#### Written task
Images must not appear in your copy; reproduce every other part of the records exactly.

#### Input rows

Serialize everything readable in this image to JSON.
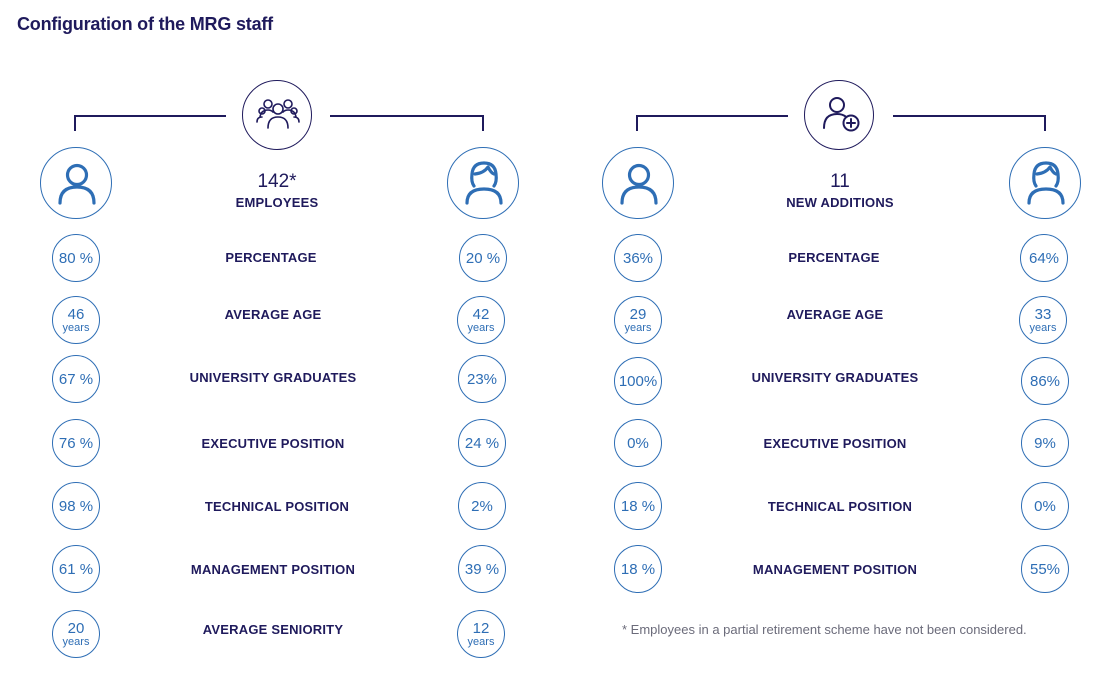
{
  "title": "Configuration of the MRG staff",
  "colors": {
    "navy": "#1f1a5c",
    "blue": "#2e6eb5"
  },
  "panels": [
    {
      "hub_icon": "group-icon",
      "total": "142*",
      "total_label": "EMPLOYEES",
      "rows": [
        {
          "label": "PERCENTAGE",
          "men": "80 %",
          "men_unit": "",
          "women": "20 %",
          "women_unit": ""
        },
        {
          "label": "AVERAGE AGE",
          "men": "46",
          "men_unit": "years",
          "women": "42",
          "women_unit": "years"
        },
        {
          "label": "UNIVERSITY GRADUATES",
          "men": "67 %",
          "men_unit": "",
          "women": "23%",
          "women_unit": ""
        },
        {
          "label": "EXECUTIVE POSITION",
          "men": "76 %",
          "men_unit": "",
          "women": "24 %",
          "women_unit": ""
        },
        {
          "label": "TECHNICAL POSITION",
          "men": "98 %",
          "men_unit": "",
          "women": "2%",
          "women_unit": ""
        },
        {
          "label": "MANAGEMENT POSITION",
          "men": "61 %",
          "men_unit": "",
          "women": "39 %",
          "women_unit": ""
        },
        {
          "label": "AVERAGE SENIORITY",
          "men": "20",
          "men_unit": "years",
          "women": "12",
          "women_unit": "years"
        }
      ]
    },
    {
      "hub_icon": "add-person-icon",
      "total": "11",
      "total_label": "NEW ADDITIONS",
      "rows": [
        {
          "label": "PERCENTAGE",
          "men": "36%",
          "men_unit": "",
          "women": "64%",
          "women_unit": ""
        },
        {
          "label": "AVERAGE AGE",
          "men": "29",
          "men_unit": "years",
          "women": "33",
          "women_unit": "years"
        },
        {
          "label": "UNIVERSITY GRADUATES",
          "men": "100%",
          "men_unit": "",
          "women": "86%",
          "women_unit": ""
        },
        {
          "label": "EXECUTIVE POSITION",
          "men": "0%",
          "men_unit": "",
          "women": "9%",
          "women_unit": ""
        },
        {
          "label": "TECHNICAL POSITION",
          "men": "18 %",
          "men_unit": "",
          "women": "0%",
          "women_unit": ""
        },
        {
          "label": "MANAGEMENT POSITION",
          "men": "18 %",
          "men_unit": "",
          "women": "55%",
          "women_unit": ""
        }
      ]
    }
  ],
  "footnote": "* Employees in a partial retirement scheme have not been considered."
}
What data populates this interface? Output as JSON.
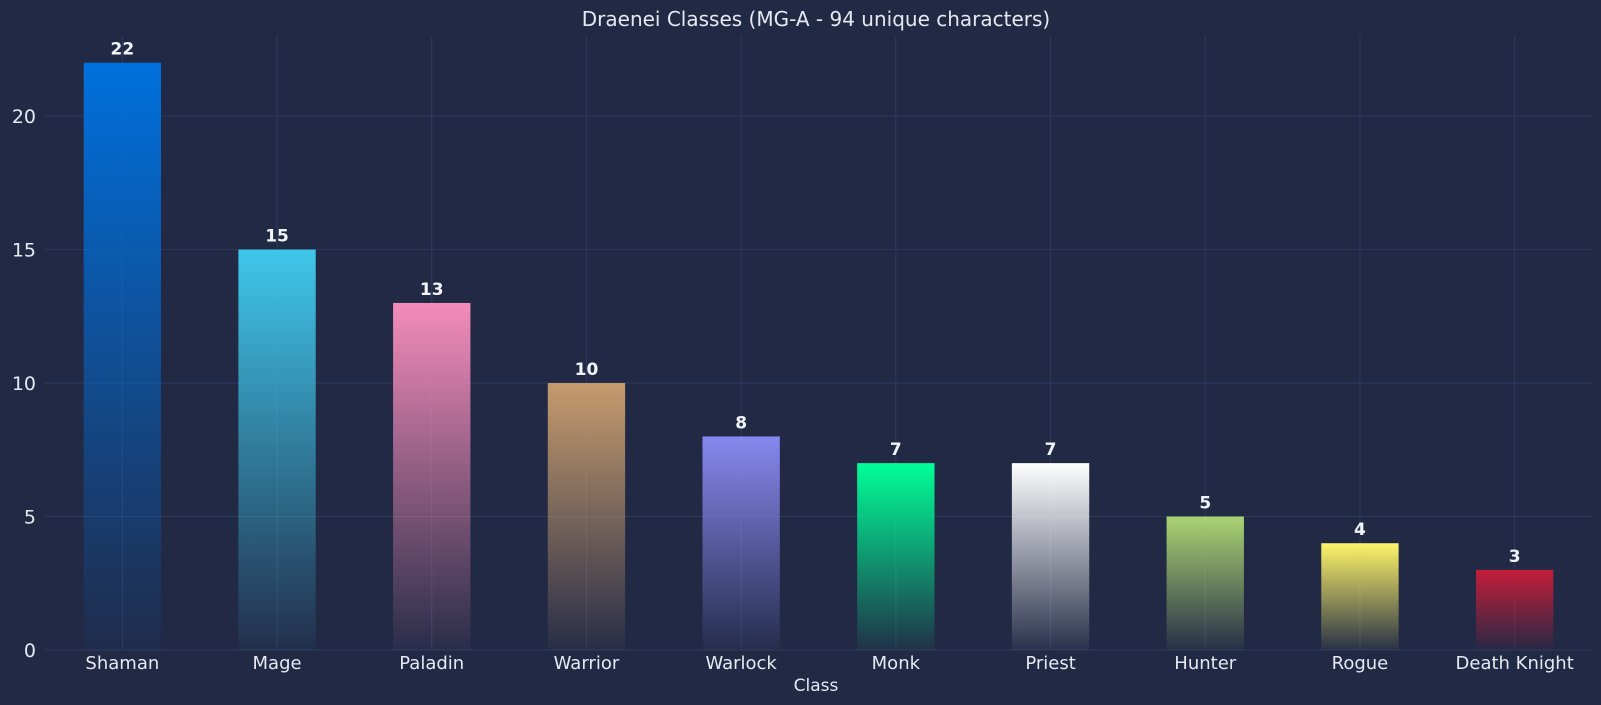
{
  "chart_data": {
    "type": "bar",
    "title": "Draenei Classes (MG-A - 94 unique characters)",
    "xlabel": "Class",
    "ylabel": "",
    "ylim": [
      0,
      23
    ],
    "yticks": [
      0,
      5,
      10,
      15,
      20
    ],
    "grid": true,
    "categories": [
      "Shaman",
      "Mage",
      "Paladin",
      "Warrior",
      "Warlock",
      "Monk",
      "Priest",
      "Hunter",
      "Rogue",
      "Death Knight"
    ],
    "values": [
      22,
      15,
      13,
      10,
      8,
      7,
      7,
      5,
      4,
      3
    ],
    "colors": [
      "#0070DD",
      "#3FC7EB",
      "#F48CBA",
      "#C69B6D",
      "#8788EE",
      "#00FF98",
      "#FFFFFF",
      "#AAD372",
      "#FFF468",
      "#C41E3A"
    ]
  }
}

#### Completed exercise
Serialize everything readable in this image to JSON.
{
  "title": "Configuration of the MRG staff",
  "colors": {
    "navy": "#1f1a5c",
    "blue": "#2e6eb5"
  },
  "panels": [
    {
      "hub_icon": "group-icon",
      "total": "142*",
      "total_label": "EMPLOYEES",
      "rows": [
        {
          "label": "PERCENTAGE",
          "men": "80 %",
          "men_unit": "",
          "women": "20 %",
          "women_unit": ""
        },
        {
          "label": "AVERAGE AGE",
          "men": "46",
          "men_unit": "years",
          "women": "42",
          "women_unit": "years"
        },
        {
          "label": "UNIVERSITY GRADUATES",
          "men": "67 %",
          "men_unit": "",
          "women": "23%",
          "women_unit": ""
        },
        {
          "label": "EXECUTIVE POSITION",
          "men": "76 %",
          "men_unit": "",
          "women": "24 %",
          "women_unit": ""
        },
        {
          "label": "TECHNICAL POSITION",
          "men": "98 %",
          "men_unit": "",
          "women": "2%",
          "women_unit": ""
        },
        {
          "label": "MANAGEMENT POSITION",
          "men": "61 %",
          "men_unit": "",
          "women": "39 %",
          "women_unit": ""
        },
        {
          "label": "AVERAGE SENIORITY",
          "men": "20",
          "men_unit": "years",
          "women": "12",
          "women_unit": "years"
        }
      ]
    },
    {
      "hub_icon": "add-person-icon",
      "total": "11",
      "total_label": "NEW ADDITIONS",
      "rows": [
        {
          "label": "PERCENTAGE",
          "men": "36%",
          "men_unit": "",
          "women": "64%",
          "women_unit": ""
        },
        {
          "label": "AVERAGE AGE",
          "men": "29",
          "men_unit": "years",
          "women": "33",
          "women_unit": "years"
        },
        {
          "label": "UNIVERSITY GRADUATES",
          "men": "100%",
          "men_unit": "",
          "women": "86%",
          "women_unit": ""
        },
        {
          "label": "EXECUTIVE POSITION",
          "men": "0%",
          "men_unit": "",
          "women": "9%",
          "women_unit": ""
        },
        {
          "label": "TECHNICAL POSITION",
          "men": "18 %",
          "men_unit": "",
          "women": "0%",
          "women_unit": ""
        },
        {
          "label": "MANAGEMENT POSITION",
          "men": "18 %",
          "men_unit": "",
          "women": "55%",
          "women_unit": ""
        }
      ]
    }
  ],
  "footnote": "* Employees in a partial retirement scheme have not been considered."
}
What data populates this interface? Output as JSON.
{
  "chart_data": {
    "type": "bar",
    "title": "Draenei Classes (MG-A - 94 unique characters)",
    "xlabel": "Class",
    "ylabel": "",
    "ylim": [
      0,
      23
    ],
    "yticks": [
      0,
      5,
      10,
      15,
      20
    ],
    "grid": true,
    "categories": [
      "Shaman",
      "Mage",
      "Paladin",
      "Warrior",
      "Warlock",
      "Monk",
      "Priest",
      "Hunter",
      "Rogue",
      "Death Knight"
    ],
    "values": [
      22,
      15,
      13,
      10,
      8,
      7,
      7,
      5,
      4,
      3
    ],
    "colors": [
      "#0070DD",
      "#3FC7EB",
      "#F48CBA",
      "#C69B6D",
      "#8788EE",
      "#00FF98",
      "#FFFFFF",
      "#AAD372",
      "#FFF468",
      "#C41E3A"
    ]
  }
}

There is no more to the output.